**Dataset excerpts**
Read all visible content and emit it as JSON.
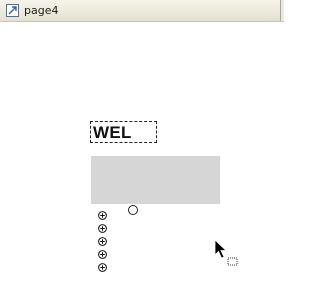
{
  "window": {
    "title": "page4",
    "icon": "page-icon"
  },
  "canvas": {
    "text_box": {
      "text": "WEL"
    },
    "gray_rectangle": {
      "color": "#d6d6d6"
    },
    "circle_handle": {
      "icon": "circle-icon"
    },
    "plus_items": [
      {
        "icon": "plus-circle-icon"
      },
      {
        "icon": "plus-circle-icon"
      },
      {
        "icon": "plus-circle-icon"
      },
      {
        "icon": "plus-circle-icon"
      },
      {
        "icon": "plus-circle-icon"
      }
    ],
    "cursor": {
      "icon": "drag-copy-cursor-icon"
    }
  }
}
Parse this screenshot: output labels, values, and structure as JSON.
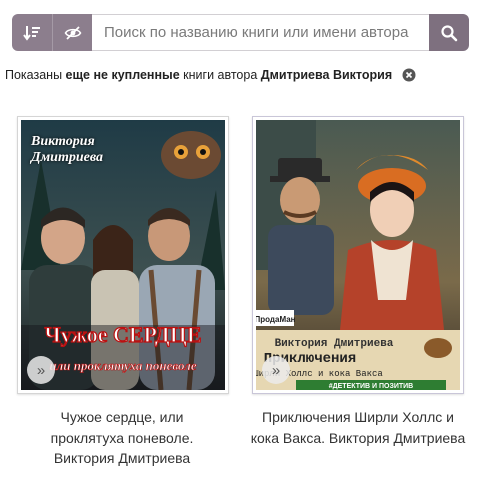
{
  "search": {
    "placeholder": "Поиск по названию книги или имени автора"
  },
  "filter": {
    "prefix": "Показаны",
    "emphasis": "еще не купленные",
    "middle": "книги автора",
    "author": "Дмитриева Виктория"
  },
  "books": [
    {
      "caption": "Чужое сердце, или проклятуха поневоле. Виктория Дмитриева",
      "cover_author": "Виктория Дмитриева",
      "cover_title": "Чужое СЕРДЦЕ",
      "cover_subtitle": "или проклятуха поневоле"
    },
    {
      "caption": "Приключения Ширли Холлс и кока Вакса. Виктория Дмитриева",
      "cover_author": "Виктория Дмитриева",
      "cover_title": "Приключения",
      "cover_subtitle": "Ширли Холлс и кока Вакса",
      "cover_publisher": "ПродаМан",
      "cover_tags": "#ДЕТЕКТИВ И ПОЗИТИВ"
    }
  ],
  "more_label": "»",
  "colors": {
    "toolbar": "#8c7e8d",
    "search_button": "#7e707f",
    "border": "#d2cfd3"
  }
}
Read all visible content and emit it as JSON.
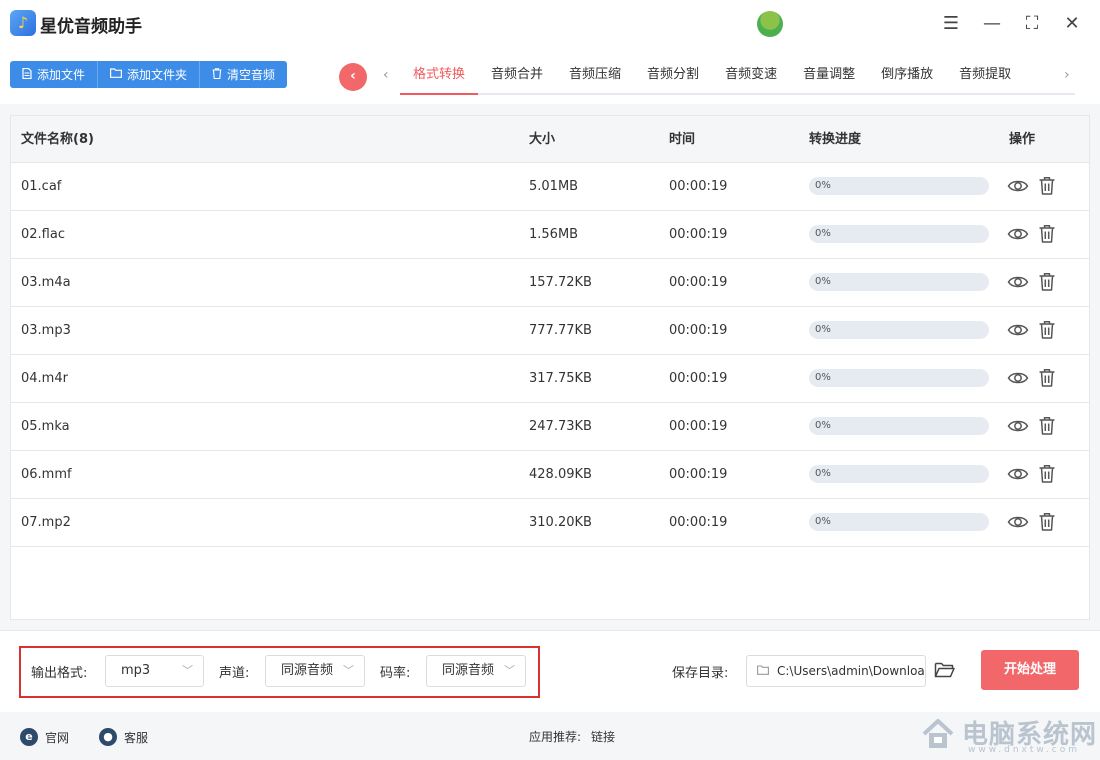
{
  "app": {
    "title": "星优音频助手",
    "logo_glyph": "♪"
  },
  "window_controls": {
    "settings": "☰",
    "minimize": "—",
    "maximize": "⛶",
    "close": "✕"
  },
  "toolbar": {
    "add_file": "添加文件",
    "add_folder": "添加文件夹",
    "clear_audio": "清空音频"
  },
  "nav": {
    "back_glyph": "‹",
    "prev_glyph": "‹",
    "next_glyph": "›"
  },
  "tabs": [
    "格式转换",
    "音频合并",
    "音频压缩",
    "音频分割",
    "音频变速",
    "音量调整",
    "倒序播放",
    "音频提取"
  ],
  "active_tab": "格式转换",
  "table": {
    "headers": {
      "name": "文件名称(8)",
      "size": "大小",
      "time": "时间",
      "progress": "转换进度",
      "action": "操作"
    },
    "rows": [
      {
        "name": "01.caf",
        "size": "5.01MB",
        "time": "00:00:19",
        "progress": "0%"
      },
      {
        "name": "02.flac",
        "size": "1.56MB",
        "time": "00:00:19",
        "progress": "0%"
      },
      {
        "name": "03.m4a",
        "size": "157.72KB",
        "time": "00:00:19",
        "progress": "0%"
      },
      {
        "name": "03.mp3",
        "size": "777.77KB",
        "time": "00:00:19",
        "progress": "0%"
      },
      {
        "name": "04.m4r",
        "size": "317.75KB",
        "time": "00:00:19",
        "progress": "0%"
      },
      {
        "name": "05.mka",
        "size": "247.73KB",
        "time": "00:00:19",
        "progress": "0%"
      },
      {
        "name": "06.mmf",
        "size": "428.09KB",
        "time": "00:00:19",
        "progress": "0%"
      },
      {
        "name": "07.mp2",
        "size": "310.20KB",
        "time": "00:00:19",
        "progress": "0%"
      }
    ]
  },
  "settings": {
    "format_label": "输出格式:",
    "format_value": "mp3",
    "channel_label": "声道:",
    "channel_value": "同源音频",
    "bitrate_label": "码率:",
    "bitrate_value": "同源音频",
    "save_label": "保存目录:",
    "save_path": "C:\\Users\\admin\\Downloads",
    "start_button": "开始处理"
  },
  "footer": {
    "official_site": "官网",
    "service": "客服",
    "recommend_label": "应用推荐:",
    "recommend_link": "链接"
  },
  "watermark": {
    "text": "电脑系统网",
    "sub": "www.dnxtw.com"
  },
  "colors": {
    "accent_blue": "#3d8de8",
    "accent_red": "#f2686a",
    "highlight_box": "#d9312f"
  }
}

**Instructions to follow**
Search the records for the word "кока", then list every line that has it.

**Written solution**
      "caption": "Приключения Ширли Холлс и кока Вакса. Виктория Дмитриева",
      "cover_subtitle": "Ширли Холлс и кока Вакса",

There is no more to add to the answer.